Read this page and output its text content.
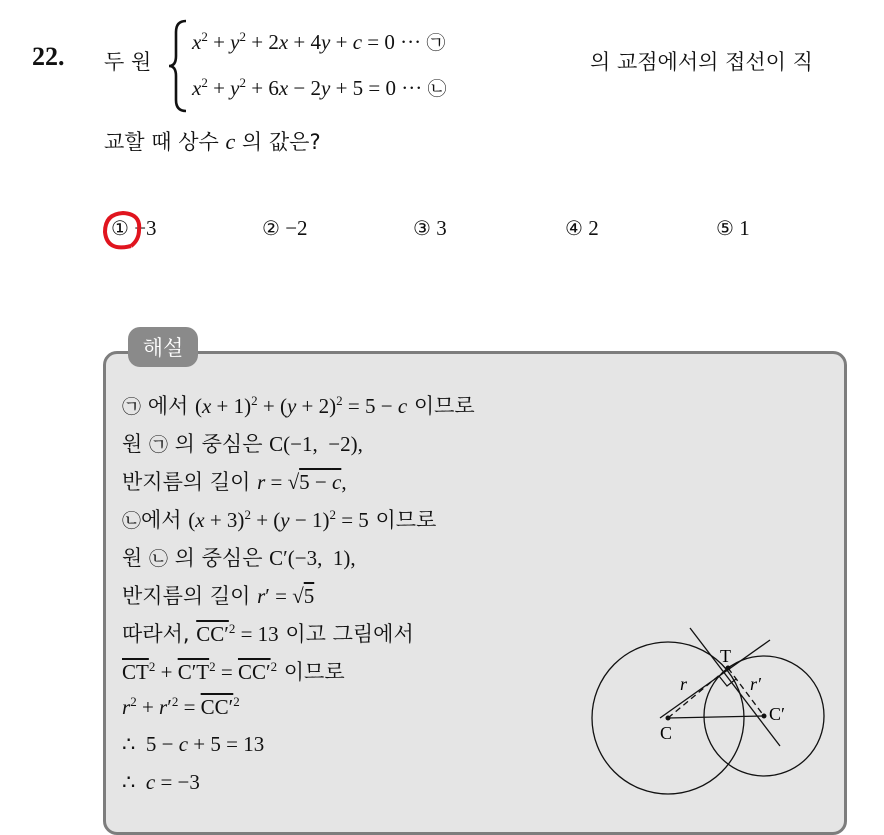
22. 두 원
$x^2 + y^2 + 2x + 4y + c = 0$ ··· ㉠
$x^2 + y^2 + 6x - 2y + 5 = 0$ ··· ㉡
의 교점에서의 접선이 직
교할 때 상수 c 의 값은?
① −3	② −2	③ 3	④ 2	⑤ 1
해설
㉠ 에서 $(x + 1)^2 + (y + 2)^2 = 5 - c$ 이므로
원 ㉠ 의 중심은 C(−1,  −2),
반지름의 길이 r = √5 − c,
㉡에서 $(x + 3)^2 + (y - 1)^2 = 5$ 이므로
원 ㉡ 의 중심은 C′(−3,  1),
반지름의 길이 r′ = √5
따라서, $CC'^2 = 13$ 이고 그림에서
$\overline{CT}^2 + C'T^2 = CC'^2$ 이므로
$r^2 + r'^2 = CC'^2$
∴  5 − c + 5 = 13
∴  c = −3
T
C
C′
r	r′
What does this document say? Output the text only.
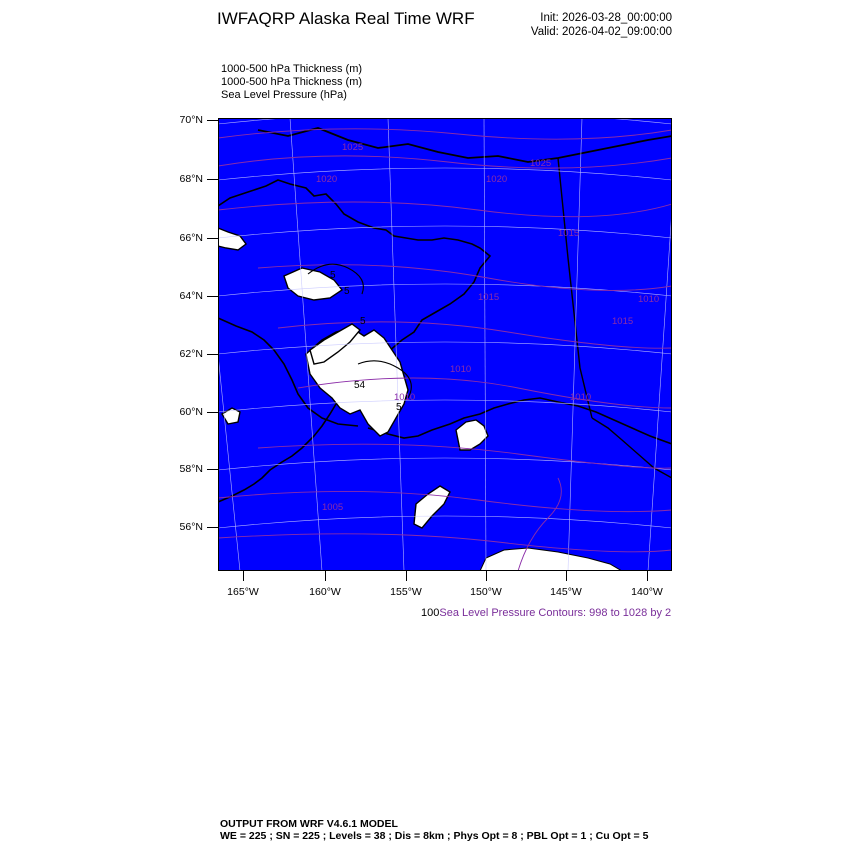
IWFAQRP Alaska Real Time WRF	Init: 2026-03-28_00:00:00
Valid: 2026-04-02_09:00:00
1000-500 hPa Thickness (m)
1000-500 hPa Thickness (m)
Sea Level Pressure (hPa)
1025
1020
1025
1020
1015
1010
1015
1010
1015
1010
1005
1010
5
5
5
54
5
70°N
68°N
66°N
64°N
62°N
60°N
58°N
56°N
165°W	160°W	155°W	150°W	145°W	140°W
100Sea Level Pressure Contours: 998 to 1028 by 2
OUTPUT FROM WRF V4.6.1 MODEL
WE = 225 ; SN = 225 ; Levels = 38 ; Dis = 8km ; Phys Opt = 8 ; PBL Opt = 1 ; Cu Opt = 5
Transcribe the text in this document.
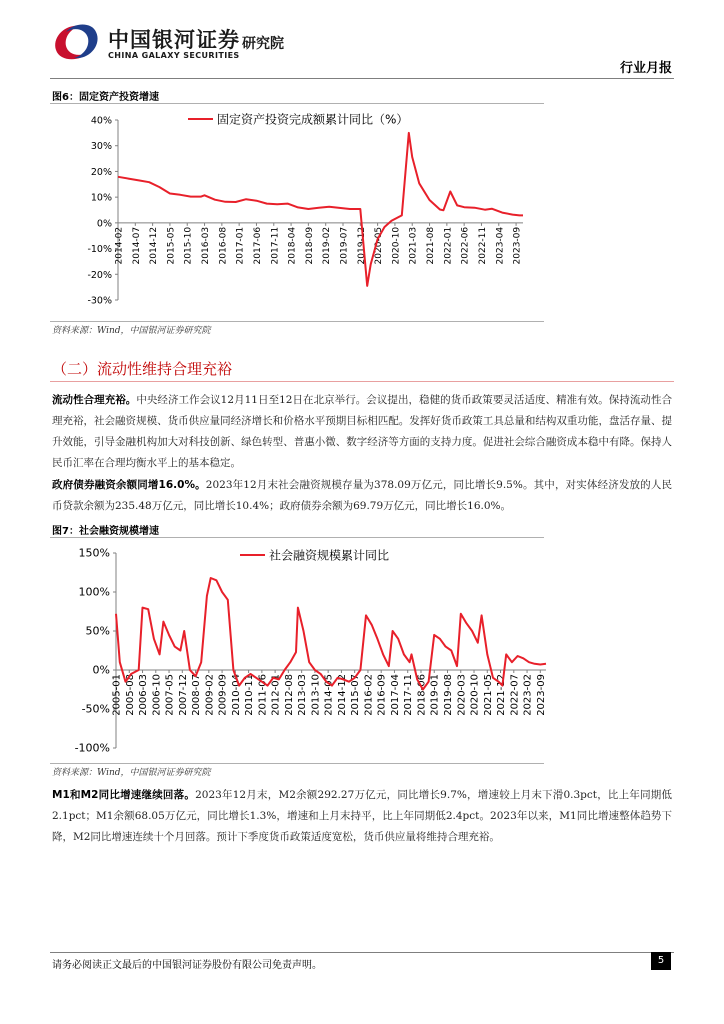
中国银河证券
CHINA GALAXY SECURITIES
研究院
行业月报
图6：固定资产投资增速
40%
30%
20%
10%
0%
-10%
-20%
-30%
2014-02 2014-07 2014-12 2015-05 2015-10 2016-03 2016-08 2017-01 2017-06 2017-11 2018-04 2018-09 2019-02 2019-07 2019-12 2020-05 2020-10 2021-03 2021-08 2022-01 2022-06 2022-11 2023-04 2023-09
固定资产投资完成额累计同比（%）
资料来源：Wind，中国银河证券研究院
（二）流动性维持合理充裕
流动性合理充裕。中央经济工作会议12月11日至12日在北京举行。会议提出，稳健的货币政策要灵活适度、精准有效。保持流动性合理充裕，社会融资规模、货币供应量同经济增长和价格水平预期目标相匹配。发挥好货币政策工具总量和结构双重功能，盘活存量、提升效能，引导金融机构加大对科技创新、绿色转型、普惠小微、数字经济等方面的支持力度。促进社会综合融资成本稳中有降。保持人民币汇率在合理均衡水平上的基本稳定。
政府债券融资余额同增16.0%。2023年12月末社会融资规模存量为378.09万亿元，同比增长9.5%。其中，对实体经济发放的人民币贷款余额为235.48万亿元，同比增长10.4%；政府债券余额为69.79万亿元，同比增长16.0%。
图7：社会融资规模增速
150%
100%
50%
0%
-50%
-100%
2005-01 2005-08 2006-03 2006-10 2007-05 2007-12 2008-07 2009-02 2009-09 2010-04 2010-11 2011-06 2012-01 2012-08 2013-03 2013-10 2014-05 2014-12 2015-07 2016-02 2016-09 2017-04 2017-11 2018-06 2019-01 2019-08 2020-03 2020-10 2021-05 2021-12 2022-07 2023-02 2023-09
社会融资规模累计同比
资料来源：Wind，中国银河证券研究院
M1和M2同比增速继续回落。2023年12月末，M2余额292.27万亿元，同比增长9.7%，增速较上月末下滑0.3pct，比上年同期低2.1pct；M1余额68.05万亿元，同比增长1.3%，增速和上月末持平，比上年同期低2.4pct。2023年以来，M1同比增速整体趋势下降，M2同比增速连续十个月回落。预计下季度货币政策适度宽松，货币供应量将维持合理充裕。
请务必阅读正文最后的中国银河证券股份有限公司免责声明。	5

· · ·

- _OBJECTIVE_: Select, from the listing, all lines that include the word "this".

- _EXPECTED ANSWER_:
Read this page and output its text content.
What does this document say? Output the text only.
Transcribe the text in this document.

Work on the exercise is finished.